▸ Aim of the exercise
Find the word "screenshot" in the listing; pull out each line holding it.

▸ Data to process
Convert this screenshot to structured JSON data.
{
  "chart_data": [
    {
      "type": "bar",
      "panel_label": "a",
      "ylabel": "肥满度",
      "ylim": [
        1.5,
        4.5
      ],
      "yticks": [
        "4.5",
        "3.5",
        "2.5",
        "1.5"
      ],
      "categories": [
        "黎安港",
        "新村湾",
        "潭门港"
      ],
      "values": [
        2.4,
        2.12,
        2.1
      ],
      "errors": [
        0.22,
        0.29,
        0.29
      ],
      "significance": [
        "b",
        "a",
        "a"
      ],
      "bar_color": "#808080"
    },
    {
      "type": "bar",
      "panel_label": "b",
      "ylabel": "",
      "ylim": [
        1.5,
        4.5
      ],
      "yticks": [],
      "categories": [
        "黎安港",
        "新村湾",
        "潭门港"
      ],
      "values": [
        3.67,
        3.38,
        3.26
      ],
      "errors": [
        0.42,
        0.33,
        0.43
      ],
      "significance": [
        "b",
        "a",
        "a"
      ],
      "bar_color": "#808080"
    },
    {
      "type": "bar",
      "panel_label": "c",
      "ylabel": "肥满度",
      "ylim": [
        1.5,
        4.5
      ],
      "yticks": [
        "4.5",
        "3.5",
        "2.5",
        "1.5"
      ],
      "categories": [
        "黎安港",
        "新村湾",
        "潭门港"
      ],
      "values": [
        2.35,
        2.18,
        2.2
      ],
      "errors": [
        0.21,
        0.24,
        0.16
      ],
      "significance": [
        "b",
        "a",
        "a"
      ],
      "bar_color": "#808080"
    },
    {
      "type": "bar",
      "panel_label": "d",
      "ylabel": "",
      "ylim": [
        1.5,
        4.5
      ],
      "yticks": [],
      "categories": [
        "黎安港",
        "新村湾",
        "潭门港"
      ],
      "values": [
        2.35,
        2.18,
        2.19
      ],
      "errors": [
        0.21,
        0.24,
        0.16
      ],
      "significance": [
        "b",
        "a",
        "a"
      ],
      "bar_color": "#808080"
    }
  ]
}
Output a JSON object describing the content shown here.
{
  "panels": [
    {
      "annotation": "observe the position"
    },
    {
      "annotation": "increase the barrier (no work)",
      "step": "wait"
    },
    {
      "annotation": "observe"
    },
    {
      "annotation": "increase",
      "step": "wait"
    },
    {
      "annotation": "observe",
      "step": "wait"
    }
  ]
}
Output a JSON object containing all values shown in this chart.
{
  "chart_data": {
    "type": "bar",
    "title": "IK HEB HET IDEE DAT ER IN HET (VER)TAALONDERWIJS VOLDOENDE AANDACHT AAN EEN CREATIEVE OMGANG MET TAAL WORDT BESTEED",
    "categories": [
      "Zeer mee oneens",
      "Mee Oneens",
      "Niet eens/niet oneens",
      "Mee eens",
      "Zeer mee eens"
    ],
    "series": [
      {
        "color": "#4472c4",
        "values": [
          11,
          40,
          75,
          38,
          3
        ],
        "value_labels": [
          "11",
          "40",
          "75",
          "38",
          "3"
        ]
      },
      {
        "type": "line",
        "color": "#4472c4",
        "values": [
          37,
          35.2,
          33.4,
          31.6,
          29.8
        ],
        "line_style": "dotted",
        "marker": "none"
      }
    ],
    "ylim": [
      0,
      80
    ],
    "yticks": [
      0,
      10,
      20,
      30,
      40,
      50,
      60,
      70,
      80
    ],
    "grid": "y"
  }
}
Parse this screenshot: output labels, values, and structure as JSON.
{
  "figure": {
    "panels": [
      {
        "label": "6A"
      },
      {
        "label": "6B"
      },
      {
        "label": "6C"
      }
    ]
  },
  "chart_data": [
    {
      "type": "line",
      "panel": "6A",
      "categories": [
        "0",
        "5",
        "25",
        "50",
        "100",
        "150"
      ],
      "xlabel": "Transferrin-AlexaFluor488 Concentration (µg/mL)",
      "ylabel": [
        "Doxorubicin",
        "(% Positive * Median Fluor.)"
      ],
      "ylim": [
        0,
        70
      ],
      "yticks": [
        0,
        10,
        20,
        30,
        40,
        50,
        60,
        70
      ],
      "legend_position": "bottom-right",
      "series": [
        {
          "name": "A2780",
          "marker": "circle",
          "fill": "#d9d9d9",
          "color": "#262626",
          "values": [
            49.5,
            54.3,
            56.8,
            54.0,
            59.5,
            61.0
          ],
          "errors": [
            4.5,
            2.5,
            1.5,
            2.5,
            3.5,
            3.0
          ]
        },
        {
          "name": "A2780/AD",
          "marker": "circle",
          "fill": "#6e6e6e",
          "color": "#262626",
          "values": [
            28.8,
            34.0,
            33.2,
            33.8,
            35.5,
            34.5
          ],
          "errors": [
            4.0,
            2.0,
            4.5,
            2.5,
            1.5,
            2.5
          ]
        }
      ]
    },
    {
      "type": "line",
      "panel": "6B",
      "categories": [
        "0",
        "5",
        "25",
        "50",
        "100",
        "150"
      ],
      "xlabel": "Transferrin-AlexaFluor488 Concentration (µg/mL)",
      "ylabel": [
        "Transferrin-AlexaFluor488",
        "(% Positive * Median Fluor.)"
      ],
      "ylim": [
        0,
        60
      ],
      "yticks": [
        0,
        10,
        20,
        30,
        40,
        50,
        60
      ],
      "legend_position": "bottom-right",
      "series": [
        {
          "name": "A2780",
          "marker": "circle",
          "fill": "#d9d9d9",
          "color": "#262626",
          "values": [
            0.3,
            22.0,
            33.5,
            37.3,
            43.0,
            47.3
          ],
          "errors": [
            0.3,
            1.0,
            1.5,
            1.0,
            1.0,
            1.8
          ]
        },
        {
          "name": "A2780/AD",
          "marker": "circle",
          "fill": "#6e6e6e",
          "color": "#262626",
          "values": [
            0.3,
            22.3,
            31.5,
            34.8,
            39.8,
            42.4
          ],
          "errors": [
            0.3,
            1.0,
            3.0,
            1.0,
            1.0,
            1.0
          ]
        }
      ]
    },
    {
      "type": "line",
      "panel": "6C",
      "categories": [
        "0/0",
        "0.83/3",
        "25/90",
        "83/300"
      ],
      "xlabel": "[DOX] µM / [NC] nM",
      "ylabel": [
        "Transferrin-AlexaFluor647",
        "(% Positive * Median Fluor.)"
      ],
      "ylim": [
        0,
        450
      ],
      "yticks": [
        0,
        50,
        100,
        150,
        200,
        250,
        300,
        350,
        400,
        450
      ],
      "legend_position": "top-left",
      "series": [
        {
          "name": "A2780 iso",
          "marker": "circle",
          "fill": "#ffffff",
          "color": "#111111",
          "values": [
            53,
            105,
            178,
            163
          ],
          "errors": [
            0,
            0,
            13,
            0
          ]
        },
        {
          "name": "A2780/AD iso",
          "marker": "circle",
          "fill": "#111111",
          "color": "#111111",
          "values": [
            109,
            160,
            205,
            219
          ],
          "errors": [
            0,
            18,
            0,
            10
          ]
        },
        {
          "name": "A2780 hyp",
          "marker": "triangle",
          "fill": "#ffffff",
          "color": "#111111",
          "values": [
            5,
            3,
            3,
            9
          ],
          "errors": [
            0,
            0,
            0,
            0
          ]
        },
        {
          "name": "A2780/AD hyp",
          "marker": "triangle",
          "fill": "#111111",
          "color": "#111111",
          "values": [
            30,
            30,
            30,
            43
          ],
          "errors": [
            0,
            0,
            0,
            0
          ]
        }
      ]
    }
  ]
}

▸ Full response
Convert this screenshot to structured JSON data.
Parse this screenshot: output labels, values, and structure as JSON.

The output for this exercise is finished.